REQUIREMENTS:
Go through the entries below and retype them exactly, omitting each picture.

Items from a figure collection:

==============================

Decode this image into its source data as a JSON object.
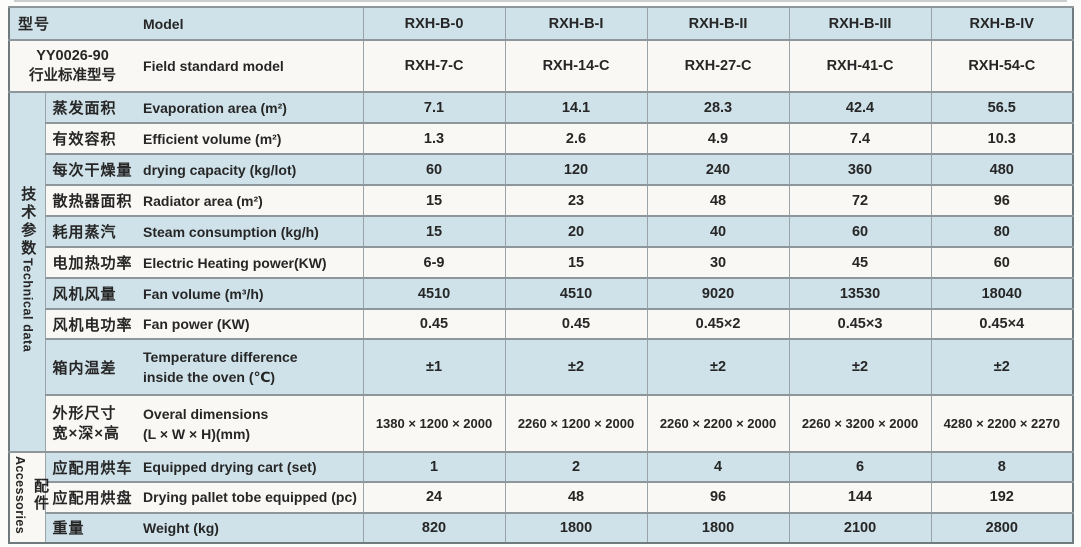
{
  "colors": {
    "row_blue": "#cfe2e9",
    "row_white": "#f9f8f4",
    "grid_line": "#8d979b",
    "outer_border": "#6f7a7f",
    "text": "#262626"
  },
  "header": {
    "model_label_cn": "型号",
    "model_label_en": "Model",
    "models": [
      "RXH-B-0",
      "RXH-B-I",
      "RXH-B-II",
      "RXH-B-III",
      "RXH-B-IV"
    ],
    "standard_label_cn_lines": [
      "YY0026-90",
      "行业标准型号"
    ],
    "standard_label_en": "Field standard model",
    "standard_models": [
      "RXH-7-C",
      "RXH-14-C",
      "RXH-27-C",
      "RXH-41-C",
      "RXH-54-C"
    ]
  },
  "groups": {
    "technical": {
      "cn": "技术参数",
      "en": "Technical data"
    },
    "accessories": {
      "cn": "配件",
      "en": "Accessories"
    }
  },
  "rows": [
    {
      "cn": "蒸发面积",
      "en": "Evaporation area (m²)",
      "values": [
        "7.1",
        "14.1",
        "28.3",
        "42.4",
        "56.5"
      ]
    },
    {
      "cn": "有效容积",
      "en": "Efficient volume (m²)",
      "values": [
        "1.3",
        "2.6",
        "4.9",
        "7.4",
        "10.3"
      ]
    },
    {
      "cn": "每次干燥量",
      "en": "drying capacity (kg/lot)",
      "values": [
        "60",
        "120",
        "240",
        "360",
        "480"
      ]
    },
    {
      "cn": "散热器面积",
      "en": "Radiator area (m²)",
      "values": [
        "15",
        "23",
        "48",
        "72",
        "96"
      ]
    },
    {
      "cn": "耗用蒸汽",
      "en": "Steam consumption (kg/h)",
      "values": [
        "15",
        "20",
        "40",
        "60",
        "80"
      ]
    },
    {
      "cn": "电加热功率",
      "en": "Electric Heating power(KW)",
      "values": [
        "6-9",
        "15",
        "30",
        "45",
        "60"
      ]
    },
    {
      "cn": "风机风量",
      "en": "Fan volume (m³/h)",
      "values": [
        "4510",
        "4510",
        "9020",
        "13530",
        "18040"
      ]
    },
    {
      "cn": "风机电功率",
      "en": "Fan power (KW)",
      "values": [
        "0.45",
        "0.45",
        "0.45×2",
        "0.45×3",
        "0.45×4"
      ]
    },
    {
      "cn": "箱内温差",
      "en": [
        "Temperature difference",
        "inside the oven (℃)"
      ],
      "values": [
        "±1",
        "±2",
        "±2",
        "±2",
        "±2"
      ]
    },
    {
      "cn": [
        "外形尺寸",
        "宽×深×高"
      ],
      "en": [
        "Overal dimensions",
        "(L × W × H)(mm)"
      ],
      "values": [
        "1380 × 1200 × 2000",
        "2260 × 1200 × 2000",
        "2260 × 2200 × 2000",
        "2260 × 3200 × 2000",
        "4280 × 2200 × 2270"
      ],
      "small": true
    },
    {
      "cn": "应配用烘车",
      "en": "Equipped drying cart (set)",
      "values": [
        "1",
        "2",
        "4",
        "6",
        "8"
      ]
    },
    {
      "cn": "应配用烘盘",
      "en": "Drying pallet tobe equipped (pc)",
      "values": [
        "24",
        "48",
        "96",
        "144",
        "192"
      ]
    },
    {
      "cn": "重量",
      "en": "Weight (kg)",
      "values": [
        "820",
        "1800",
        "1800",
        "2100",
        "2800"
      ]
    }
  ]
}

==============================

FINAL RESULT:
Decode this image into its source data as a JSON object.
{
  "colors": {
    "row_blue": "#cfe2e9",
    "row_white": "#f9f8f4",
    "grid_line": "#8d979b",
    "outer_border": "#6f7a7f",
    "text": "#262626"
  },
  "header": {
    "model_label_cn": "型号",
    "model_label_en": "Model",
    "models": [
      "RXH-B-0",
      "RXH-B-I",
      "RXH-B-II",
      "RXH-B-III",
      "RXH-B-IV"
    ],
    "standard_label_cn_lines": [
      "YY0026-90",
      "行业标准型号"
    ],
    "standard_label_en": "Field standard model",
    "standard_models": [
      "RXH-7-C",
      "RXH-14-C",
      "RXH-27-C",
      "RXH-41-C",
      "RXH-54-C"
    ]
  },
  "groups": {
    "technical": {
      "cn": "技术参数",
      "en": "Technical data"
    },
    "accessories": {
      "cn": "配件",
      "en": "Accessories"
    }
  },
  "rows": [
    {
      "cn": "蒸发面积",
      "en": "Evaporation area (m²)",
      "values": [
        "7.1",
        "14.1",
        "28.3",
        "42.4",
        "56.5"
      ]
    },
    {
      "cn": "有效容积",
      "en": "Efficient volume (m²)",
      "values": [
        "1.3",
        "2.6",
        "4.9",
        "7.4",
        "10.3"
      ]
    },
    {
      "cn": "每次干燥量",
      "en": "drying capacity (kg/lot)",
      "values": [
        "60",
        "120",
        "240",
        "360",
        "480"
      ]
    },
    {
      "cn": "散热器面积",
      "en": "Radiator area (m²)",
      "values": [
        "15",
        "23",
        "48",
        "72",
        "96"
      ]
    },
    {
      "cn": "耗用蒸汽",
      "en": "Steam consumption (kg/h)",
      "values": [
        "15",
        "20",
        "40",
        "60",
        "80"
      ]
    },
    {
      "cn": "电加热功率",
      "en": "Electric Heating power(KW)",
      "values": [
        "6-9",
        "15",
        "30",
        "45",
        "60"
      ]
    },
    {
      "cn": "风机风量",
      "en": "Fan volume (m³/h)",
      "values": [
        "4510",
        "4510",
        "9020",
        "13530",
        "18040"
      ]
    },
    {
      "cn": "风机电功率",
      "en": "Fan power (KW)",
      "values": [
        "0.45",
        "0.45",
        "0.45×2",
        "0.45×3",
        "0.45×4"
      ]
    },
    {
      "cn": "箱内温差",
      "en": [
        "Temperature difference",
        "inside the oven (℃)"
      ],
      "values": [
        "±1",
        "±2",
        "±2",
        "±2",
        "±2"
      ]
    },
    {
      "cn": [
        "外形尺寸",
        "宽×深×高"
      ],
      "en": [
        "Overal dimensions",
        "(L × W × H)(mm)"
      ],
      "values": [
        "1380 × 1200 × 2000",
        "2260 × 1200 × 2000",
        "2260 × 2200 × 2000",
        "2260 × 3200 × 2000",
        "4280 × 2200 × 2270"
      ],
      "small": true
    },
    {
      "cn": "应配用烘车",
      "en": "Equipped drying cart (set)",
      "values": [
        "1",
        "2",
        "4",
        "6",
        "8"
      ]
    },
    {
      "cn": "应配用烘盘",
      "en": "Drying pallet tobe equipped (pc)",
      "values": [
        "24",
        "48",
        "96",
        "144",
        "192"
      ]
    },
    {
      "cn": "重量",
      "en": "Weight (kg)",
      "values": [
        "820",
        "1800",
        "1800",
        "2100",
        "2800"
      ]
    }
  ]
}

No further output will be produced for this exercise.